Examine the entries and show every line in which the word "werden" is found.
--- START DATA SHOWN ---
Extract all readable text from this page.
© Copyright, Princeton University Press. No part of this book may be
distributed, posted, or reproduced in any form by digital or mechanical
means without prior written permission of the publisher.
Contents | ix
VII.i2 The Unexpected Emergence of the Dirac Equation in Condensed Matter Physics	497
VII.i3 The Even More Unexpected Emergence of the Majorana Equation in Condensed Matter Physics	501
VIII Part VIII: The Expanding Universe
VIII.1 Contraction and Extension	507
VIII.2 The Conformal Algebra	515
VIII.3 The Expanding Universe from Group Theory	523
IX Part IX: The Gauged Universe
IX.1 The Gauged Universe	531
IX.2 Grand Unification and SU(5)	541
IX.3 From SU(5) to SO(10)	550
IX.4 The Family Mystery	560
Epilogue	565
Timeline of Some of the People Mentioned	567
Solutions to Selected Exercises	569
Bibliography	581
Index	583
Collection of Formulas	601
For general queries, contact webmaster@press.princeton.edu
--- END DATA SHOWN ---
--- START DATA SHOWN ---
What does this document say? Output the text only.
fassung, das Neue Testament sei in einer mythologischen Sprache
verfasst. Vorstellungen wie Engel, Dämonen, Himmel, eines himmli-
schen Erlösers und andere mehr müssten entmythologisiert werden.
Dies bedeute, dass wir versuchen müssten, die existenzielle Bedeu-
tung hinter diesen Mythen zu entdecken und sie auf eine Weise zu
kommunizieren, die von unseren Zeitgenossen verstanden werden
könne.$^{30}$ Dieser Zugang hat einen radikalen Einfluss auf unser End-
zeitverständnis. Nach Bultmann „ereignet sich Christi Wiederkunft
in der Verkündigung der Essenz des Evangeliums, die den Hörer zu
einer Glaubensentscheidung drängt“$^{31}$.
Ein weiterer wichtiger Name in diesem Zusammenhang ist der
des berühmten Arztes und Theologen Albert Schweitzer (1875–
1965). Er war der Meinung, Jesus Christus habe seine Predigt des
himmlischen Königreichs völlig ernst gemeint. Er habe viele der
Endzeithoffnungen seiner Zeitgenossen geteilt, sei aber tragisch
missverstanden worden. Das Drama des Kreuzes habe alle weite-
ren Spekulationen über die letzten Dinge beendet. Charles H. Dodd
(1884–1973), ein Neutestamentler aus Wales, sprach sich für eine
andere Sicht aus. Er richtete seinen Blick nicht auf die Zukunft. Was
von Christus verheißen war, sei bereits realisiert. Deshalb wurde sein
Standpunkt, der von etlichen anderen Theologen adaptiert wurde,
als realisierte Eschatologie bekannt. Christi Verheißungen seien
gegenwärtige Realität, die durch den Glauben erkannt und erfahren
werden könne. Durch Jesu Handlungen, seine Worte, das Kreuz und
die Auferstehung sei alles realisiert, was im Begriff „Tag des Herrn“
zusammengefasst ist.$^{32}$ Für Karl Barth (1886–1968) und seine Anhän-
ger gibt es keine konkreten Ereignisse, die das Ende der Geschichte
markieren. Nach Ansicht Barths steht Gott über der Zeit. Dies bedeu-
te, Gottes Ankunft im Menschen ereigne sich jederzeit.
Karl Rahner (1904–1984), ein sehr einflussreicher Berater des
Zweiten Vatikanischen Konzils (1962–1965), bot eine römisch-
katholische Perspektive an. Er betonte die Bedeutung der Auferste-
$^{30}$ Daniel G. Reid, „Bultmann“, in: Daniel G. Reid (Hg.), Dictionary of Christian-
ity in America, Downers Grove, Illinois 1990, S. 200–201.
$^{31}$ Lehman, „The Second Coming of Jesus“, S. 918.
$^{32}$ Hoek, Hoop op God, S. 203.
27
--- END DATA SHOWN ---
--- START DATA SHOWN ---
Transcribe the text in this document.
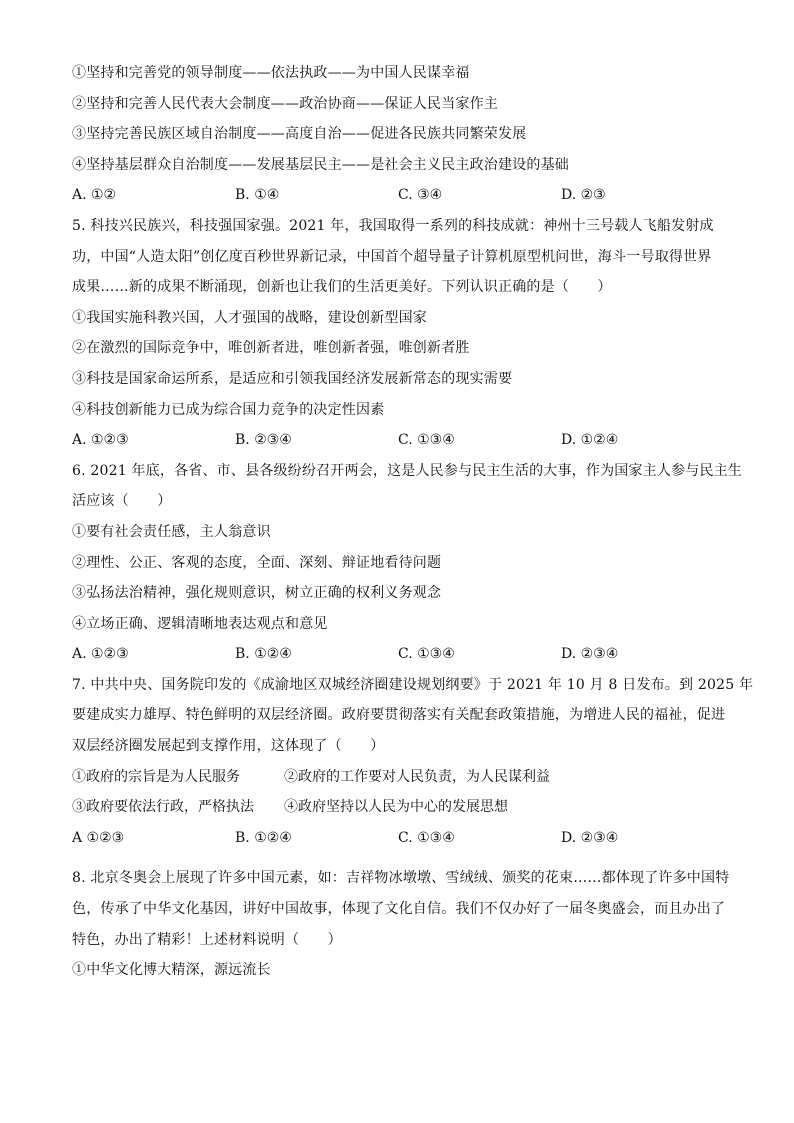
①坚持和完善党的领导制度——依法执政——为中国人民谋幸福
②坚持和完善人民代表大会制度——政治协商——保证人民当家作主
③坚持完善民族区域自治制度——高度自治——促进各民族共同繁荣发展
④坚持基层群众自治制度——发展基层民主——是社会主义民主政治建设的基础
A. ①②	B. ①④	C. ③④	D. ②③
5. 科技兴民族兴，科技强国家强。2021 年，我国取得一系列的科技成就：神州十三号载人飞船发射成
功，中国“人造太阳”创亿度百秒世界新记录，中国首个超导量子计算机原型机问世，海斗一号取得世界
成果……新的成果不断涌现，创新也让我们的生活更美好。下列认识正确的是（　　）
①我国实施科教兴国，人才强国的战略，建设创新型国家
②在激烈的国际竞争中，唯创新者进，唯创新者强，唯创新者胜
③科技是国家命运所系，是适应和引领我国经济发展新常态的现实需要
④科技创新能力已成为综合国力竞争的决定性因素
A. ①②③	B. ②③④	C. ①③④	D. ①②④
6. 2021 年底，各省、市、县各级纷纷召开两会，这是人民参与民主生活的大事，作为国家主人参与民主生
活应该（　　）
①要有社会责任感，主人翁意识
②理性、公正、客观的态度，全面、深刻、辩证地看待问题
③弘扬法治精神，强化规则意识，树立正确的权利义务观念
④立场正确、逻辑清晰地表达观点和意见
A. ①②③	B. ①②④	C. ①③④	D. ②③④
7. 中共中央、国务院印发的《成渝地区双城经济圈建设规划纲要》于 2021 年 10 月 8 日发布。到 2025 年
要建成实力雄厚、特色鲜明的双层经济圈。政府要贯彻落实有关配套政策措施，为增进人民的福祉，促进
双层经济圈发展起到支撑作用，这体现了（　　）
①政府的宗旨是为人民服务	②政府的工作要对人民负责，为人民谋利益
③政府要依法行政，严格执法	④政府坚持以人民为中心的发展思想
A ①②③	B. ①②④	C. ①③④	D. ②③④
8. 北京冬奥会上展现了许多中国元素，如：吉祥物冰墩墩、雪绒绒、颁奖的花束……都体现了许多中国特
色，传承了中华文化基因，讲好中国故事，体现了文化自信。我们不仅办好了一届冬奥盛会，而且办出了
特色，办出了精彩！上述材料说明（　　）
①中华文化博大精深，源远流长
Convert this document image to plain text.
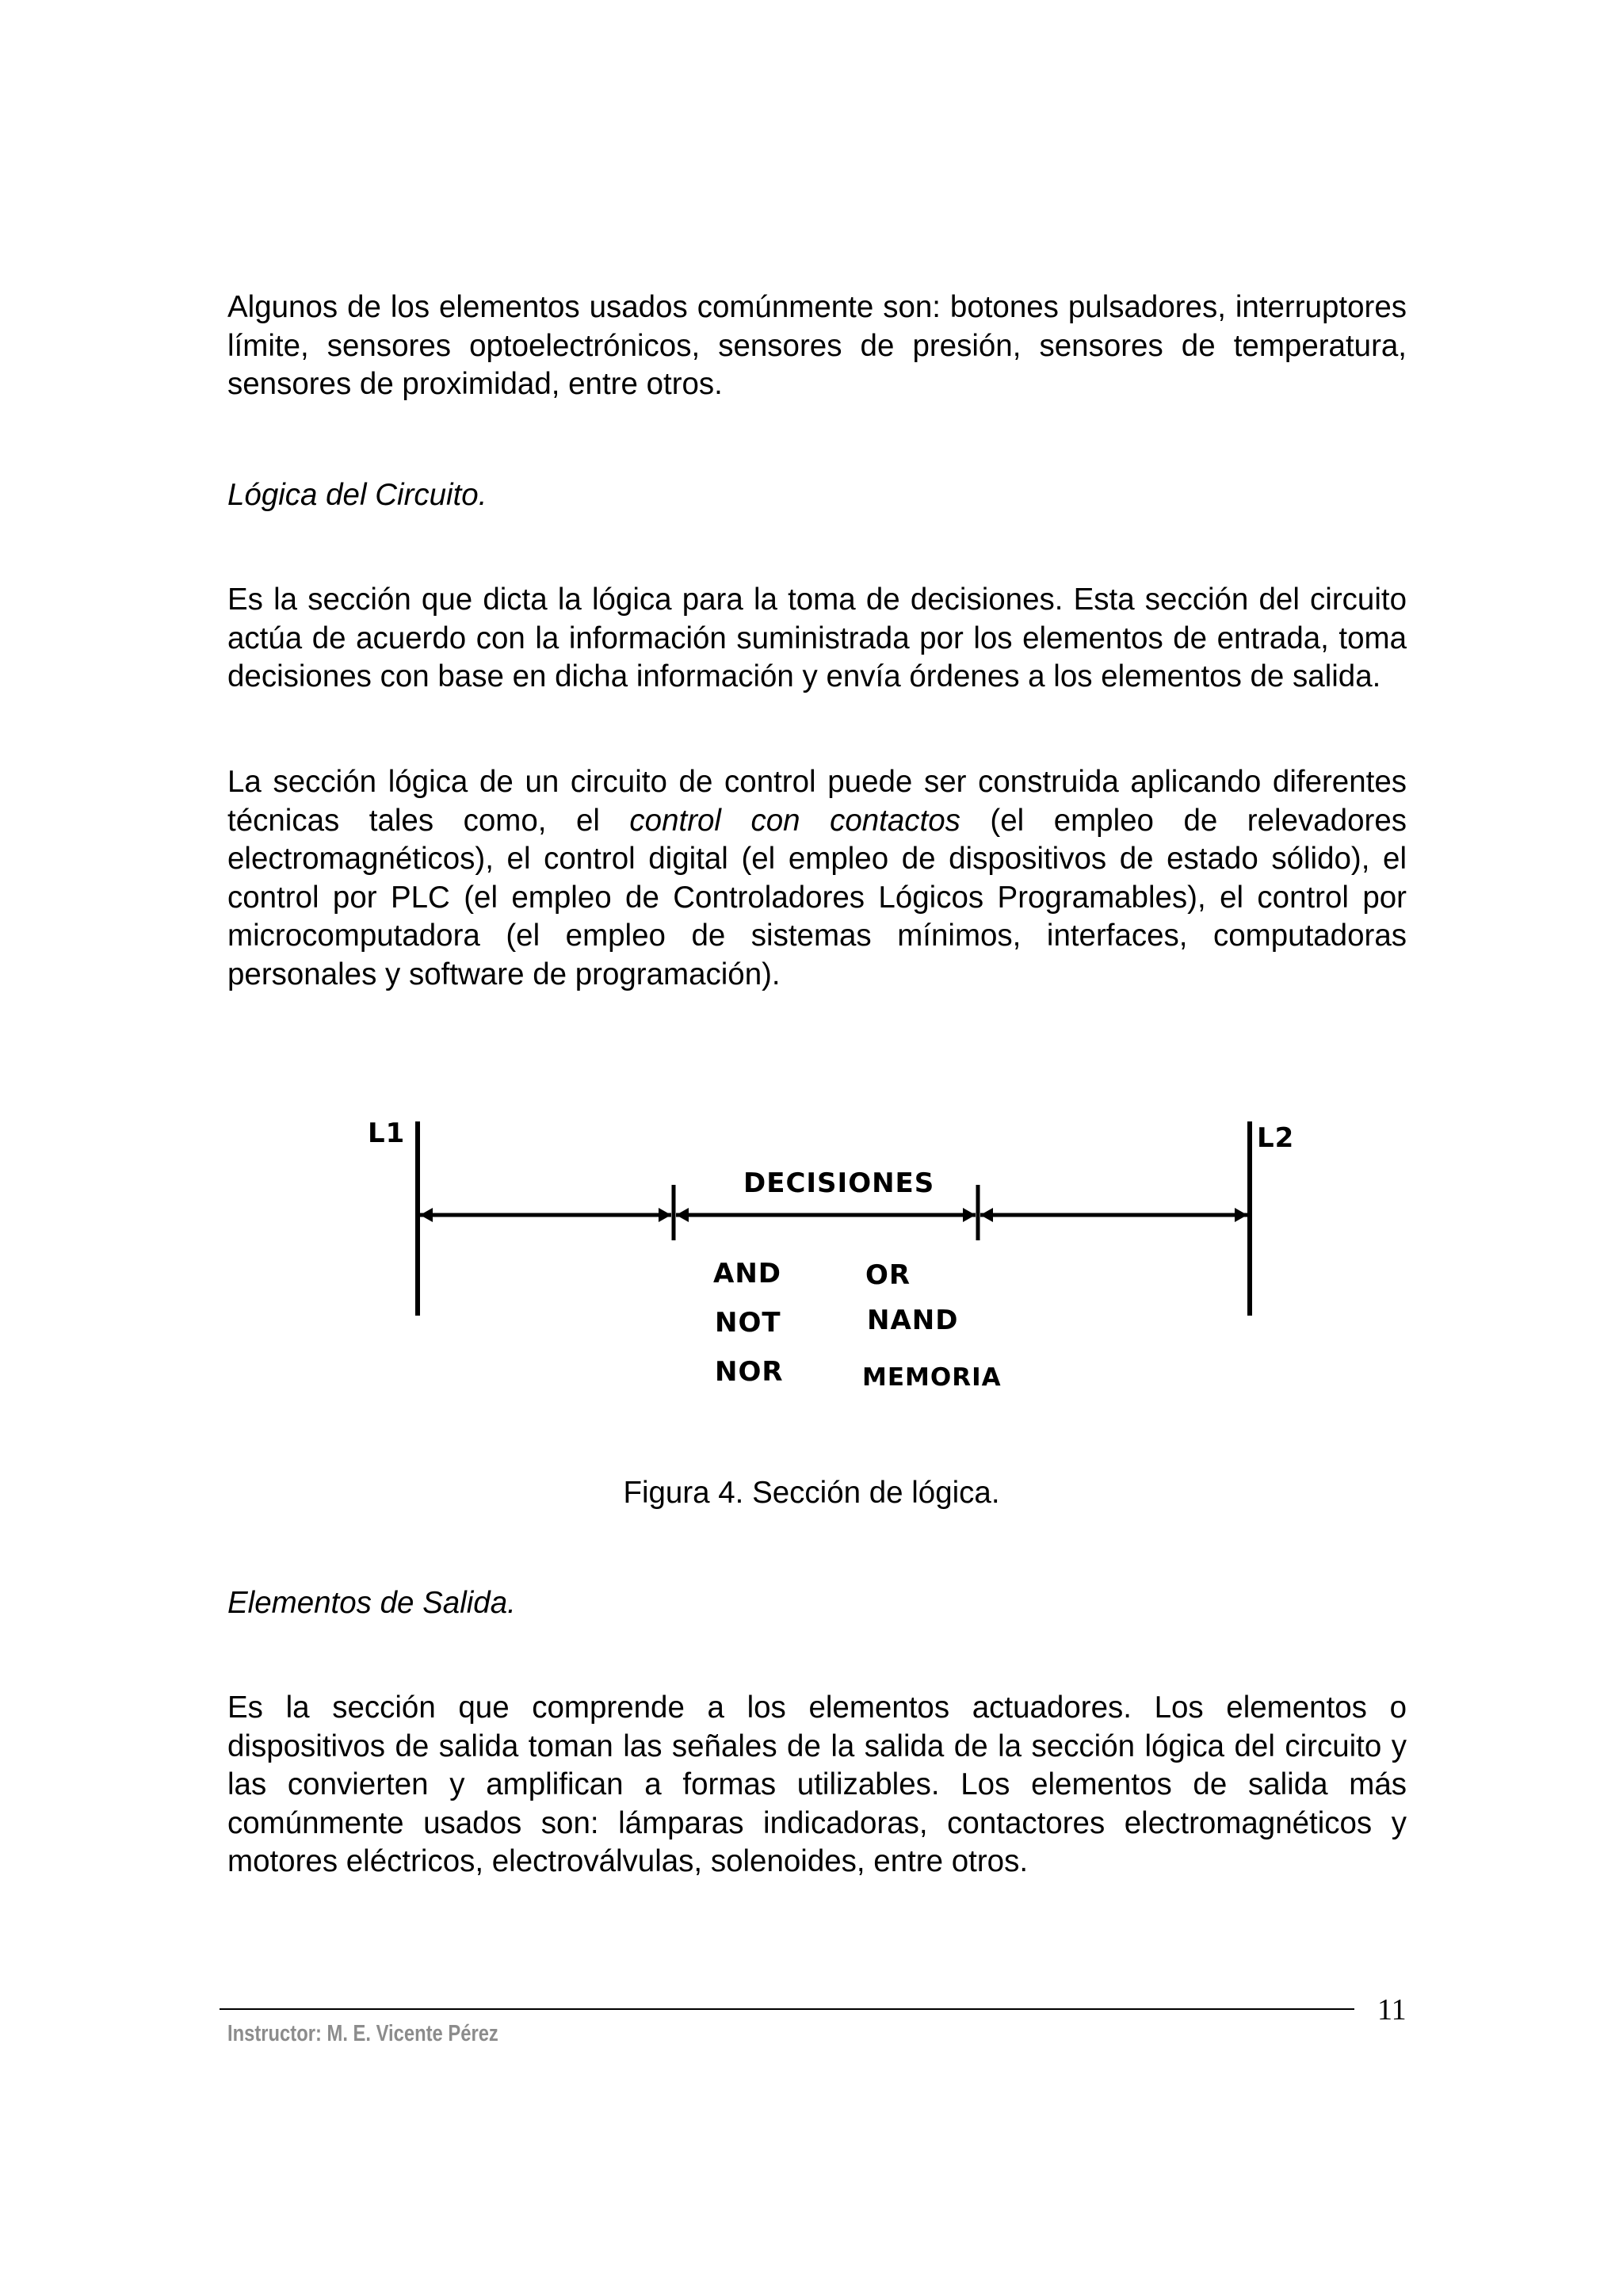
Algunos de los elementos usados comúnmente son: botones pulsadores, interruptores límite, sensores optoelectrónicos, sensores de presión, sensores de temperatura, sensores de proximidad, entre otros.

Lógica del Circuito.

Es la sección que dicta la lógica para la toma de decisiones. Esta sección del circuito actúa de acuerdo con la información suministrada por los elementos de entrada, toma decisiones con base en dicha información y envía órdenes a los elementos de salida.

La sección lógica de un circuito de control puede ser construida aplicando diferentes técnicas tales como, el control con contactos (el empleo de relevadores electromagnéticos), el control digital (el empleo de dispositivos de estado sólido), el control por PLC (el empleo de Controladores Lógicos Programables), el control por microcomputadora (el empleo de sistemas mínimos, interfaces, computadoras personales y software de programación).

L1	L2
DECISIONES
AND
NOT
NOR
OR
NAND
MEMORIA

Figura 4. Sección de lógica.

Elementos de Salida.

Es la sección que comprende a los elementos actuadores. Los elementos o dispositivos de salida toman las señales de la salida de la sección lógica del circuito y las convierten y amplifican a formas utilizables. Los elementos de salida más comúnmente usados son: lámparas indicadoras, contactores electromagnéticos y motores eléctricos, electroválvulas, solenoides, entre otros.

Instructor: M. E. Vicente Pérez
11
--- END DATA SHOWN ---
• SOLUTION FOR THIS TASK:
schen Erlösers und andere mehr müssten entmythologisiert werden.
kommunizieren, die von unseren Zeitgenossen verstanden werden
werden könne. Durch Jesu Handlungen, seine Worte, das Kreuz und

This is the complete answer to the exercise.